[Dataset entries on figures]
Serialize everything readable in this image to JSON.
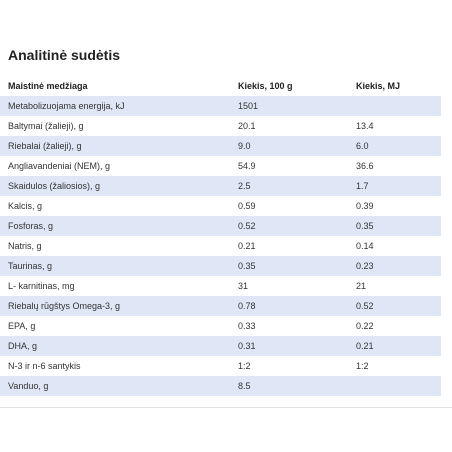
{
  "section": {
    "title": "Analitinė sudėtis"
  },
  "table": {
    "headers": [
      "Maistinė medžiaga",
      "Kiekis, 100 g",
      "Kiekis, MJ"
    ],
    "rows": [
      [
        "Metabolizuojama energija, kJ",
        "1501",
        ""
      ],
      [
        "Baltymai (žalieji), g",
        "20.1",
        "13.4"
      ],
      [
        "Riebalai (žalieji), g",
        "9.0",
        "6.0"
      ],
      [
        "Angliavandeniai (NEM), g",
        "54.9",
        "36.6"
      ],
      [
        "Skaidulos (žaliosios),  g",
        "2.5",
        "1.7"
      ],
      [
        "Kalcis, g",
        "0.59",
        "0.39"
      ],
      [
        "Fosforas, g",
        "0.52",
        "0.35"
      ],
      [
        "Natris, g",
        "0.21",
        "0.14"
      ],
      [
        "Taurinas, g",
        "0.35",
        "0.23"
      ],
      [
        "L- karnitinas, mg",
        "31",
        "21"
      ],
      [
        "Riebalų rūgštys Omega-3, g",
        "0.78",
        "0.52"
      ],
      [
        "EPA, g",
        "0.33",
        "0.22"
      ],
      [
        "DHA, g",
        "0.31",
        "0.21"
      ],
      [
        "N-3 ir n-6 santykis",
        "1:2",
        "1:2"
      ],
      [
        "Vanduo, g",
        "8.5",
        ""
      ]
    ]
  },
  "colors": {
    "stripe": "#dfe7f7",
    "text": "#333333",
    "heading": "#222222"
  }
}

● **Exercise directions**
Your copy of the data above should match it exactly, except that pictures are left out.

● **Finished answer**
Serialize everything readable in this image to JSON.
{
  "section": {
    "title": "Analitinė sudėtis"
  },
  "table": {
    "headers": [
      "Maistinė medžiaga",
      "Kiekis, 100 g",
      "Kiekis, MJ"
    ],
    "rows": [
      [
        "Metabolizuojama energija, kJ",
        "1501",
        ""
      ],
      [
        "Baltymai (žalieji), g",
        "20.1",
        "13.4"
      ],
      [
        "Riebalai (žalieji), g",
        "9.0",
        "6.0"
      ],
      [
        "Angliavandeniai (NEM), g",
        "54.9",
        "36.6"
      ],
      [
        "Skaidulos (žaliosios),  g",
        "2.5",
        "1.7"
      ],
      [
        "Kalcis, g",
        "0.59",
        "0.39"
      ],
      [
        "Fosforas, g",
        "0.52",
        "0.35"
      ],
      [
        "Natris, g",
        "0.21",
        "0.14"
      ],
      [
        "Taurinas, g",
        "0.35",
        "0.23"
      ],
      [
        "L- karnitinas, mg",
        "31",
        "21"
      ],
      [
        "Riebalų rūgštys Omega-3, g",
        "0.78",
        "0.52"
      ],
      [
        "EPA, g",
        "0.33",
        "0.22"
      ],
      [
        "DHA, g",
        "0.31",
        "0.21"
      ],
      [
        "N-3 ir n-6 santykis",
        "1:2",
        "1:2"
      ],
      [
        "Vanduo, g",
        "8.5",
        ""
      ]
    ]
  },
  "colors": {
    "stripe": "#dfe7f7",
    "text": "#333333",
    "heading": "#222222"
  }
}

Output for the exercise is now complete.